### Set exercise
Look through the records below and collect all lines that hold the string "JSON".

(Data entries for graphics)
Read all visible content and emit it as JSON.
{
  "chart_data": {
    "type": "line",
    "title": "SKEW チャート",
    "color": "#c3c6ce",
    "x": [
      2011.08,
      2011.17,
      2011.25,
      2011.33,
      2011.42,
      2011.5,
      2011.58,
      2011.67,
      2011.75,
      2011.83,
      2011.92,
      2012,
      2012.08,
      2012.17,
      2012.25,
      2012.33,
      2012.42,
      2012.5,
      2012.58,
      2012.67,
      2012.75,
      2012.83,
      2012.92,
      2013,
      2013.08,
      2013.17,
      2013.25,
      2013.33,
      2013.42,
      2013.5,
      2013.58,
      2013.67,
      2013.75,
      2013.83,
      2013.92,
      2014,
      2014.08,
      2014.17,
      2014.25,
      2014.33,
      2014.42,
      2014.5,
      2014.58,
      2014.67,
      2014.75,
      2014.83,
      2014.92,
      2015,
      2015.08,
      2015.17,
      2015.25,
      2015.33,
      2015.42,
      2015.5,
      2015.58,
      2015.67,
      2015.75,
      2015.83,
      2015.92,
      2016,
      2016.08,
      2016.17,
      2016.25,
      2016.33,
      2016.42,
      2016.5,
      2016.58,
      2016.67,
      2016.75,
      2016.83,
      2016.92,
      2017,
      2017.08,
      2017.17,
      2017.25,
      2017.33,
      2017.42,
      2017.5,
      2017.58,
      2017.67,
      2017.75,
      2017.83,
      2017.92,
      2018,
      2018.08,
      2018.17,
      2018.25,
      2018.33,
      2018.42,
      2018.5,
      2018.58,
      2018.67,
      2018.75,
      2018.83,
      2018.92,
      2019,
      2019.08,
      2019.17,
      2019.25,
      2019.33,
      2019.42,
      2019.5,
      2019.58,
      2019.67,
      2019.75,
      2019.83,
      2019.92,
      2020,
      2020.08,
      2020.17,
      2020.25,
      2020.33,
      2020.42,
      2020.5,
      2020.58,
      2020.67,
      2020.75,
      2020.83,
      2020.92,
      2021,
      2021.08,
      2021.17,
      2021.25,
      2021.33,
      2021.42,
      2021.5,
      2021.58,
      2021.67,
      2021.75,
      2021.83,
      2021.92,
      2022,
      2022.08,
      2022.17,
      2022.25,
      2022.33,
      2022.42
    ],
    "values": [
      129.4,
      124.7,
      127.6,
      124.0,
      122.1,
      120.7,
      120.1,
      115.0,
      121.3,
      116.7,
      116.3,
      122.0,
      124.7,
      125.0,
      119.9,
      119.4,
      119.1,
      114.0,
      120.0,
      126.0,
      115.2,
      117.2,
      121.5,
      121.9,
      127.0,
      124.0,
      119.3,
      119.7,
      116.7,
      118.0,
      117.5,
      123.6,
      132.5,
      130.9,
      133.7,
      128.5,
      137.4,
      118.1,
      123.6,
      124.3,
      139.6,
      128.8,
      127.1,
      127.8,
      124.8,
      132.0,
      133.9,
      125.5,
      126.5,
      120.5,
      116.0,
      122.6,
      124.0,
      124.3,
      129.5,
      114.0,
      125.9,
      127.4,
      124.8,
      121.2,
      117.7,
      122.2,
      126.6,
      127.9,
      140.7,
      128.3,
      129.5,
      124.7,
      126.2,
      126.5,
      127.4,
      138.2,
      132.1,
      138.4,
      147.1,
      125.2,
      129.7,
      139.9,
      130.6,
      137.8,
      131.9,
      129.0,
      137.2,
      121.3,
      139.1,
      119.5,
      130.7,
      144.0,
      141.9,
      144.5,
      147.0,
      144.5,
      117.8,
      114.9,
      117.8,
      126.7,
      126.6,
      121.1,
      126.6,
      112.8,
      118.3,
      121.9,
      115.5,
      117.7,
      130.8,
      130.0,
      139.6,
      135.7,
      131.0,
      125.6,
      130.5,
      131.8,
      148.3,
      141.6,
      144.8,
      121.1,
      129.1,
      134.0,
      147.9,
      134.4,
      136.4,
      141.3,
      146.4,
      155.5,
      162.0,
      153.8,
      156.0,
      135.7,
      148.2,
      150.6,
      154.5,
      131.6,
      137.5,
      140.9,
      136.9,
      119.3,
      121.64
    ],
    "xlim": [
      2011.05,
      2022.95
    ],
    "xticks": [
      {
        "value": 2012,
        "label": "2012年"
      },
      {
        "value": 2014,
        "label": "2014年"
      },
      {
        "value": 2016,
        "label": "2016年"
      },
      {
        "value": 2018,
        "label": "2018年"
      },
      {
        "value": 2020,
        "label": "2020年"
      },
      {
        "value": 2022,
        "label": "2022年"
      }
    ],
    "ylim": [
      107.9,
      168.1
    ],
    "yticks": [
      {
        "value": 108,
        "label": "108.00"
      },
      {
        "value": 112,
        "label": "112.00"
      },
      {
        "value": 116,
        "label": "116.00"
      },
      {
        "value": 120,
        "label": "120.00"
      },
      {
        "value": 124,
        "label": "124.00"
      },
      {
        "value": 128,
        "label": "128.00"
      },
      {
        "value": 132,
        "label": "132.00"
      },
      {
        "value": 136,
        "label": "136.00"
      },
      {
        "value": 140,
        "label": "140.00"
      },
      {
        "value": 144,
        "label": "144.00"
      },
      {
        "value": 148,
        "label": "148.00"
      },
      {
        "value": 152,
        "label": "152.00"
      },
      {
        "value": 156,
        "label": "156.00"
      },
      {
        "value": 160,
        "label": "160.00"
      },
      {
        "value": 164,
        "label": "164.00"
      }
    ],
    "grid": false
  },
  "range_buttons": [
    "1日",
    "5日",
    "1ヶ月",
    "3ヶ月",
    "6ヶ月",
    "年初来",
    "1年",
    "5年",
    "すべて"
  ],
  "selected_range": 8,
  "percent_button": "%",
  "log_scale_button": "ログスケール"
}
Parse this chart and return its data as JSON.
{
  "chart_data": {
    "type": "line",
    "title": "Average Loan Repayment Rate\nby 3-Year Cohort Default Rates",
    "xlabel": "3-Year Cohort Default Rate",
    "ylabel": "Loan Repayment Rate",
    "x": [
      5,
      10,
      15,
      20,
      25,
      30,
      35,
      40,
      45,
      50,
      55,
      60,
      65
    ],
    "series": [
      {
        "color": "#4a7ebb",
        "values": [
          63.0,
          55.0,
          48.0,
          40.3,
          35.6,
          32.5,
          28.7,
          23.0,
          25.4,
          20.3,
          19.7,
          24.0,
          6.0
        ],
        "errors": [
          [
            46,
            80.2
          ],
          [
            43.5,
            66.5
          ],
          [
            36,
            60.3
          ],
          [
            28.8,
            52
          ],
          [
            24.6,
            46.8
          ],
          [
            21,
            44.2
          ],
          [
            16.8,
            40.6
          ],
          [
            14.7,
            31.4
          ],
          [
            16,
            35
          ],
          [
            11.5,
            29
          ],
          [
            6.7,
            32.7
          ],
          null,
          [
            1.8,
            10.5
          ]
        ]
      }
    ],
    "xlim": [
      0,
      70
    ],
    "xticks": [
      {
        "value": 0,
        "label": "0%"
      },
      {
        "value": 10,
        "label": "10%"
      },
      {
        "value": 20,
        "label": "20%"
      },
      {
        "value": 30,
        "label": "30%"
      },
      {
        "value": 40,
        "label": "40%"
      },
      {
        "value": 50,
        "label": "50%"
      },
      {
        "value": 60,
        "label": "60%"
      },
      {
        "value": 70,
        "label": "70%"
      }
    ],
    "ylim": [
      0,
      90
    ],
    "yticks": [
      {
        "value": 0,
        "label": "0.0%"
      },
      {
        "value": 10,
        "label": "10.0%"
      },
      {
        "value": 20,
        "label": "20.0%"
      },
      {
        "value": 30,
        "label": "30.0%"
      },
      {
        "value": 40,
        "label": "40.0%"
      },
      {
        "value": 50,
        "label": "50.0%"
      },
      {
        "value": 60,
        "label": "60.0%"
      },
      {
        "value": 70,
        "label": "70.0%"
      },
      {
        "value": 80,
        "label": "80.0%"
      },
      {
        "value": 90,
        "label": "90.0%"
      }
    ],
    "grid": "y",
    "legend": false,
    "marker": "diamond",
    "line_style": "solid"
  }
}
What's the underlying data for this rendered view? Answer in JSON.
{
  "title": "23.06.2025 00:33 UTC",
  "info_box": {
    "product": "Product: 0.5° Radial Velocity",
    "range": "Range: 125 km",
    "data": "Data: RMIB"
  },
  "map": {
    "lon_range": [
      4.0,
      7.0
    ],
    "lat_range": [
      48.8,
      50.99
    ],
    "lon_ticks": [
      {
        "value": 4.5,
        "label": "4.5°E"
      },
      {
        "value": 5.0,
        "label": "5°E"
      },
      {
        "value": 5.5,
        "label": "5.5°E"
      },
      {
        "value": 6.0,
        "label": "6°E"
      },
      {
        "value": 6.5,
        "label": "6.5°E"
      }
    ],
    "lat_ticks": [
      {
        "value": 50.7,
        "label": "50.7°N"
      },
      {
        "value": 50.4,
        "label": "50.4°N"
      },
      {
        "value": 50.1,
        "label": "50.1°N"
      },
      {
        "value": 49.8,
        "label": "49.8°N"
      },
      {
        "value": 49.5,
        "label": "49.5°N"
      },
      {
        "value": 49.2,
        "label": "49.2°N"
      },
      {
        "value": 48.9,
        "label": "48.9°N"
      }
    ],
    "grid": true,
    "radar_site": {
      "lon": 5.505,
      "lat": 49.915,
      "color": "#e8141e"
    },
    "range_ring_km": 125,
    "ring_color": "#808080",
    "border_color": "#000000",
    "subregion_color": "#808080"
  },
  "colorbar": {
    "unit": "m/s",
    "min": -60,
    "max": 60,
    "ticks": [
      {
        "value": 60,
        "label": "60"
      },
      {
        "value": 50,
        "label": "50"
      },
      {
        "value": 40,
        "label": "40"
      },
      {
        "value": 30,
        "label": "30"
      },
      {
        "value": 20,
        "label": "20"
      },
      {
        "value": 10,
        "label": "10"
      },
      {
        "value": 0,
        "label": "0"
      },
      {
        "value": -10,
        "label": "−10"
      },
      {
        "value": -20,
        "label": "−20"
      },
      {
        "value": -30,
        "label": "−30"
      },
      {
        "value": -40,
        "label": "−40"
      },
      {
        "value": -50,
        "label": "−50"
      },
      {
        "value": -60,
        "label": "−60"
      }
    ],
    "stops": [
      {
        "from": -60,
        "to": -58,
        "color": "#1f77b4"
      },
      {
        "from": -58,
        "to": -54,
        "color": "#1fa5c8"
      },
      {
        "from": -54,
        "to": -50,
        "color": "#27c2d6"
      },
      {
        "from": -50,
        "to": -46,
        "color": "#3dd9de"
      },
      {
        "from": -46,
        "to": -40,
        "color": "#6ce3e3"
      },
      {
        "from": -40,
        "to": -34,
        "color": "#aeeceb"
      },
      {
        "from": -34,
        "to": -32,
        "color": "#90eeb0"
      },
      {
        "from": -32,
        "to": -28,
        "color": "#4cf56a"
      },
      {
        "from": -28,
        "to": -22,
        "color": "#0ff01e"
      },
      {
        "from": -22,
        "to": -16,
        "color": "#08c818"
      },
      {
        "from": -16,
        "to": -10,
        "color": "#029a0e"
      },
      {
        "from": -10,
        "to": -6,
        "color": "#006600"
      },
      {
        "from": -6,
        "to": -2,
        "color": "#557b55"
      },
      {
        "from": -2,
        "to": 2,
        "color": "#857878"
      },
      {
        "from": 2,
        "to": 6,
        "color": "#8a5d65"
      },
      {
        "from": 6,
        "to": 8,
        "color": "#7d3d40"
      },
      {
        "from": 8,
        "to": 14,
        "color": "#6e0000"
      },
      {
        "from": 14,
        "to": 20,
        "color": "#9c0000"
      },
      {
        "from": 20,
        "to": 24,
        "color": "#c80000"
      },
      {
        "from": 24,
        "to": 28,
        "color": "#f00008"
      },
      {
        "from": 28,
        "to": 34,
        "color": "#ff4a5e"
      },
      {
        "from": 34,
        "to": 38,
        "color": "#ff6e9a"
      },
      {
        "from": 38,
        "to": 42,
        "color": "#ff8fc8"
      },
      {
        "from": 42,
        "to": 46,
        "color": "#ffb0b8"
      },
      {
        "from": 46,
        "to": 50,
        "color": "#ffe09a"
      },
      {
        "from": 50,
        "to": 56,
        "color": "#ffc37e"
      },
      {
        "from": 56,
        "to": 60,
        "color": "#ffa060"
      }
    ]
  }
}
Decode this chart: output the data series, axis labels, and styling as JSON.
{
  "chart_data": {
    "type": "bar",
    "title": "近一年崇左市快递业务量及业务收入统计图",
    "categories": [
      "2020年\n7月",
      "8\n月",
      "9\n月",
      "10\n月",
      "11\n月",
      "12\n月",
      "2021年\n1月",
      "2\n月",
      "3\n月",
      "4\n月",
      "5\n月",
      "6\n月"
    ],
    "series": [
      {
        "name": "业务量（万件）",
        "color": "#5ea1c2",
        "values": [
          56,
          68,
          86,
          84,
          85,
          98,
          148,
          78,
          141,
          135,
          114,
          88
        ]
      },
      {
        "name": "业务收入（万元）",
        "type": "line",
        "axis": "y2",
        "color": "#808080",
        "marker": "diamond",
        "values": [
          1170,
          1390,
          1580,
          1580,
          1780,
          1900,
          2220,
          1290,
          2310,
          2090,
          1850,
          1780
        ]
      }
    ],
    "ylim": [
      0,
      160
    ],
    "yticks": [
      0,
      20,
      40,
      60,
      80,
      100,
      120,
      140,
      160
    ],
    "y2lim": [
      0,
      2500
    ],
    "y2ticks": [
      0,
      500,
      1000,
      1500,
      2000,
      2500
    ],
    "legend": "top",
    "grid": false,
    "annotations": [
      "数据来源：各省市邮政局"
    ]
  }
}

### Exercise output
Read all visible content and emit it as JSON.
Parse this chart and return its data as JSON.
What's the underlying data for this rendered view? Answer in JSON.
Decode this chart: output the data series, axis labels, and styling as JSON.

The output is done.